__Required task__: Repeat each line of the material exactly.

__Material shown__:
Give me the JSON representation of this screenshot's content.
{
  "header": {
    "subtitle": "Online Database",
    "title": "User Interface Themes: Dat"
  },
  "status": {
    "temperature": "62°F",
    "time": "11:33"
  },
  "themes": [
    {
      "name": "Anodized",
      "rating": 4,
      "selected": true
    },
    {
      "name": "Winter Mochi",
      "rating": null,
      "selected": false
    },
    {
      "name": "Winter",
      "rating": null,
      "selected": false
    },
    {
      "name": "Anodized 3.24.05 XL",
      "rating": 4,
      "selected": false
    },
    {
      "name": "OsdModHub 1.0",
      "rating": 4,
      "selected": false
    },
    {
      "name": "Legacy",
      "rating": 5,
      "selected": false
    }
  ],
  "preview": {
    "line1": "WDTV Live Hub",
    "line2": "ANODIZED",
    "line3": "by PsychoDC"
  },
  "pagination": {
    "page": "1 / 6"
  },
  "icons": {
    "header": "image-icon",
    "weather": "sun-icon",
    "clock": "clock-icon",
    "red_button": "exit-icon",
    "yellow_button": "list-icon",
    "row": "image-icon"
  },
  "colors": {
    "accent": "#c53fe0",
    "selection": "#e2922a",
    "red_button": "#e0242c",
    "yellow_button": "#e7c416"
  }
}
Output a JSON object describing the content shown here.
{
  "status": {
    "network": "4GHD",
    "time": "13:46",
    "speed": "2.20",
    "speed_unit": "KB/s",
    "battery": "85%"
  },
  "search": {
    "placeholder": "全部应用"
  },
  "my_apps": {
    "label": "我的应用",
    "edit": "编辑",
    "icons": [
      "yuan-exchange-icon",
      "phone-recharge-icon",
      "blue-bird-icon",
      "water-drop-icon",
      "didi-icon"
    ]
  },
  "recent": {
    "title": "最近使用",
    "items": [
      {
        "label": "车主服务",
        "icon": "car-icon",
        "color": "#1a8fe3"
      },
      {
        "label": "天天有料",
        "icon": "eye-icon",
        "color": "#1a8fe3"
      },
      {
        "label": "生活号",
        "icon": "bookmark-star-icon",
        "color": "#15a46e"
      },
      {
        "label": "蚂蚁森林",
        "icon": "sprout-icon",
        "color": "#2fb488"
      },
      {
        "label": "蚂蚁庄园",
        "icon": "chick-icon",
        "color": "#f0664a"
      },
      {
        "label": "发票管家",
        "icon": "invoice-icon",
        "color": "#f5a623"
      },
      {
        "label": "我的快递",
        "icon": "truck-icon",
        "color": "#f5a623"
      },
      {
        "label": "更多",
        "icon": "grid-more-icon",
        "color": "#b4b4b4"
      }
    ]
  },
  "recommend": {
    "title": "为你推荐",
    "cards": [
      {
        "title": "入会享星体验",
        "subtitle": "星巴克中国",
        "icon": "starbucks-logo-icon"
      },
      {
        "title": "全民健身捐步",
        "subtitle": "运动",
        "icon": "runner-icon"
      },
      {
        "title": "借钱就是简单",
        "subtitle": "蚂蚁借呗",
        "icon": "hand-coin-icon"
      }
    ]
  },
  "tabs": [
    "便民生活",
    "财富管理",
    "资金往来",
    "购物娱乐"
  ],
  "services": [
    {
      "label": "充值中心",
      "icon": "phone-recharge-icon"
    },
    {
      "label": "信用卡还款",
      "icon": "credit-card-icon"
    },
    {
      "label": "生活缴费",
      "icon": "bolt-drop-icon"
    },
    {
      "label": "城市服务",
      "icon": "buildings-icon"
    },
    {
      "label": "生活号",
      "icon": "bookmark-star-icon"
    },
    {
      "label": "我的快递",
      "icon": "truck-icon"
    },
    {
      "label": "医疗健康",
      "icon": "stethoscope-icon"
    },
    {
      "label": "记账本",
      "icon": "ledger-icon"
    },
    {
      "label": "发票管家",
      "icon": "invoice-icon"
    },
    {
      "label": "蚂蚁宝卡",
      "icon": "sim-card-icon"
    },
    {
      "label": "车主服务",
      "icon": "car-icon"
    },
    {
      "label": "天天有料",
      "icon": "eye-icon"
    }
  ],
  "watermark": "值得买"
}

__Correct result__:
Give me the JSON representation of this screenshot's content.
{
  "header": {
    "subtitle": "Online Database",
    "title": "User Interface Themes: Dat"
  },
  "status": {
    "temperature": "62°F",
    "time": "11:33"
  },
  "themes": [
    {
      "name": "Anodized",
      "rating": 4,
      "selected": true
    },
    {
      "name": "Winter Mochi",
      "rating": null,
      "selected": false
    },
    {
      "name": "Winter",
      "rating": null,
      "selected": false
    },
    {
      "name": "Anodized 3.24.05 XL",
      "rating": 4,
      "selected": false
    },
    {
      "name": "OsdModHub 1.0",
      "rating": 4,
      "selected": false
    },
    {
      "name": "Legacy",
      "rating": 5,
      "selected": false
    }
  ],
  "preview": {
    "line1": "WDTV Live Hub",
    "line2": "ANODIZED",
    "line3": "by PsychoDC"
  },
  "pagination": {
    "page": "1 / 6"
  },
  "icons": {
    "header": "image-icon",
    "weather": "sun-icon",
    "clock": "clock-icon",
    "red_button": "exit-icon",
    "yellow_button": "list-icon",
    "row": "image-icon"
  },
  "colors": {
    "accent": "#c53fe0",
    "selection": "#e2922a",
    "red_button": "#e0242c",
    "yellow_button": "#e7c416"
  }
}
Output a JSON object describing the content shown here.
{
  "status": {
    "network": "4GHD",
    "time": "13:46",
    "speed": "2.20",
    "speed_unit": "KB/s",
    "battery": "85%"
  },
  "search": {
    "placeholder": "全部应用"
  },
  "my_apps": {
    "label": "我的应用",
    "edit": "编辑",
    "icons": [
      "yuan-exchange-icon",
      "phone-recharge-icon",
      "blue-bird-icon",
      "water-drop-icon",
      "didi-icon"
    ]
  },
  "recent": {
    "title": "最近使用",
    "items": [
      {
        "label": "车主服务",
        "icon": "car-icon",
        "color": "#1a8fe3"
      },
      {
        "label": "天天有料",
        "icon": "eye-icon",
        "color": "#1a8fe3"
      },
      {
        "label": "生活号",
        "icon": "bookmark-star-icon",
        "color": "#15a46e"
      },
      {
        "label": "蚂蚁森林",
        "icon": "sprout-icon",
        "color": "#2fb488"
      },
      {
        "label": "蚂蚁庄园",
        "icon": "chick-icon",
        "color": "#f0664a"
      },
      {
        "label": "发票管家",
        "icon": "invoice-icon",
        "color": "#f5a623"
      },
      {
        "label": "我的快递",
        "icon": "truck-icon",
        "color": "#f5a623"
      },
      {
        "label": "更多",
        "icon": "grid-more-icon",
        "color": "#b4b4b4"
      }
    ]
  },
  "recommend": {
    "title": "为你推荐",
    "cards": [
      {
        "title": "入会享星体验",
        "subtitle": "星巴克中国",
        "icon": "starbucks-logo-icon"
      },
      {
        "title": "全民健身捐步",
        "subtitle": "运动",
        "icon": "runner-icon"
      },
      {
        "title": "借钱就是简单",
        "subtitle": "蚂蚁借呗",
        "icon": "hand-coin-icon"
      }
    ]
  },
  "tabs": [
    "便民生活",
    "财富管理",
    "资金往来",
    "购物娱乐"
  ],
  "services": [
    {
      "label": "充值中心",
      "icon": "phone-recharge-icon"
    },
    {
      "label": "信用卡还款",
      "icon": "credit-card-icon"
    },
    {
      "label": "生活缴费",
      "icon": "bolt-drop-icon"
    },
    {
      "label": "城市服务",
      "icon": "buildings-icon"
    },
    {
      "label": "生活号",
      "icon": "bookmark-star-icon"
    },
    {
      "label": "我的快递",
      "icon": "truck-icon"
    },
    {
      "label": "医疗健康",
      "icon": "stethoscope-icon"
    },
    {
      "label": "记账本",
      "icon": "ledger-icon"
    },
    {
      "label": "发票管家",
      "icon": "invoice-icon"
    },
    {
      "label": "蚂蚁宝卡",
      "icon": "sim-card-icon"
    },
    {
      "label": "车主服务",
      "icon": "car-icon"
    },
    {
      "label": "天天有料",
      "icon": "eye-icon"
    }
  ],
  "watermark": "值得买"
}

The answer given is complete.